• THE REQUEST: What follows are records. Restate all of them word for word.

____ ENTRIES SUPPLIED

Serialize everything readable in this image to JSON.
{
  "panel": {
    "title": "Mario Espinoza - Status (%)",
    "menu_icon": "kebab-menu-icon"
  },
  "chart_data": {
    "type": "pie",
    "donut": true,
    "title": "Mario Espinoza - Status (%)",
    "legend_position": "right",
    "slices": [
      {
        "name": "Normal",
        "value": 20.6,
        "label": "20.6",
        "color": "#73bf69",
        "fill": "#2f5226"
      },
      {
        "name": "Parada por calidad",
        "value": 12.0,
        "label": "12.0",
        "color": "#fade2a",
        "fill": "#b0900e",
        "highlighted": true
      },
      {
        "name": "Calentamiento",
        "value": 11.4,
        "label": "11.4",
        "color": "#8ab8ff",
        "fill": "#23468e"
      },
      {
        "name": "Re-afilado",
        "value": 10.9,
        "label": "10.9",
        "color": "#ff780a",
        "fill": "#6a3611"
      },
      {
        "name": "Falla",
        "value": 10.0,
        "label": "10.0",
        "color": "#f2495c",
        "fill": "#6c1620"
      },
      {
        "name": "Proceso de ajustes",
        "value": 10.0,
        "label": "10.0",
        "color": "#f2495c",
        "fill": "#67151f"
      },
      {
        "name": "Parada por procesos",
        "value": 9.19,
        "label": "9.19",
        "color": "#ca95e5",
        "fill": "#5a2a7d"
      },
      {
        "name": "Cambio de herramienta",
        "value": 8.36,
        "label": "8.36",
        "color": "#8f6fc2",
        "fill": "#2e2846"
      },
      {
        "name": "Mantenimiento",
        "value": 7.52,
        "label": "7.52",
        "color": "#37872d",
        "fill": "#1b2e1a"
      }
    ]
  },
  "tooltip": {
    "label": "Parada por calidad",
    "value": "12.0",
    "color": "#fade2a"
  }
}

________

• SOLUTION TO THIS TASK:
Serialize everything readable in this image to JSON.
{
  "panel": {
    "title": "Mario Espinoza - Status (%)",
    "menu_icon": "kebab-menu-icon"
  },
  "chart_data": {
    "type": "pie",
    "donut": true,
    "title": "Mario Espinoza - Status (%)",
    "legend_position": "right",
    "slices": [
      {
        "name": "Normal",
        "value": 20.6,
        "label": "20.6",
        "color": "#73bf69",
        "fill": "#2f5226"
      },
      {
        "name": "Parada por calidad",
        "value": 12.0,
        "label": "12.0",
        "color": "#fade2a",
        "fill": "#b0900e",
        "highlighted": true
      },
      {
        "name": "Calentamiento",
        "value": 11.4,
        "label": "11.4",
        "color": "#8ab8ff",
        "fill": "#23468e"
      },
      {
        "name": "Re-afilado",
        "value": 10.9,
        "label": "10.9",
        "color": "#ff780a",
        "fill": "#6a3611"
      },
      {
        "name": "Falla",
        "value": 10.0,
        "label": "10.0",
        "color": "#f2495c",
        "fill": "#6c1620"
      },
      {
        "name": "Proceso de ajustes",
        "value": 10.0,
        "label": "10.0",
        "color": "#f2495c",
        "fill": "#67151f"
      },
      {
        "name": "Parada por procesos",
        "value": 9.19,
        "label": "9.19",
        "color": "#ca95e5",
        "fill": "#5a2a7d"
      },
      {
        "name": "Cambio de herramienta",
        "value": 8.36,
        "label": "8.36",
        "color": "#8f6fc2",
        "fill": "#2e2846"
      },
      {
        "name": "Mantenimiento",
        "value": 7.52,
        "label": "7.52",
        "color": "#37872d",
        "fill": "#1b2e1a"
      }
    ]
  },
  "tooltip": {
    "label": "Parada por calidad",
    "value": "12.0",
    "color": "#fade2a"
  }
}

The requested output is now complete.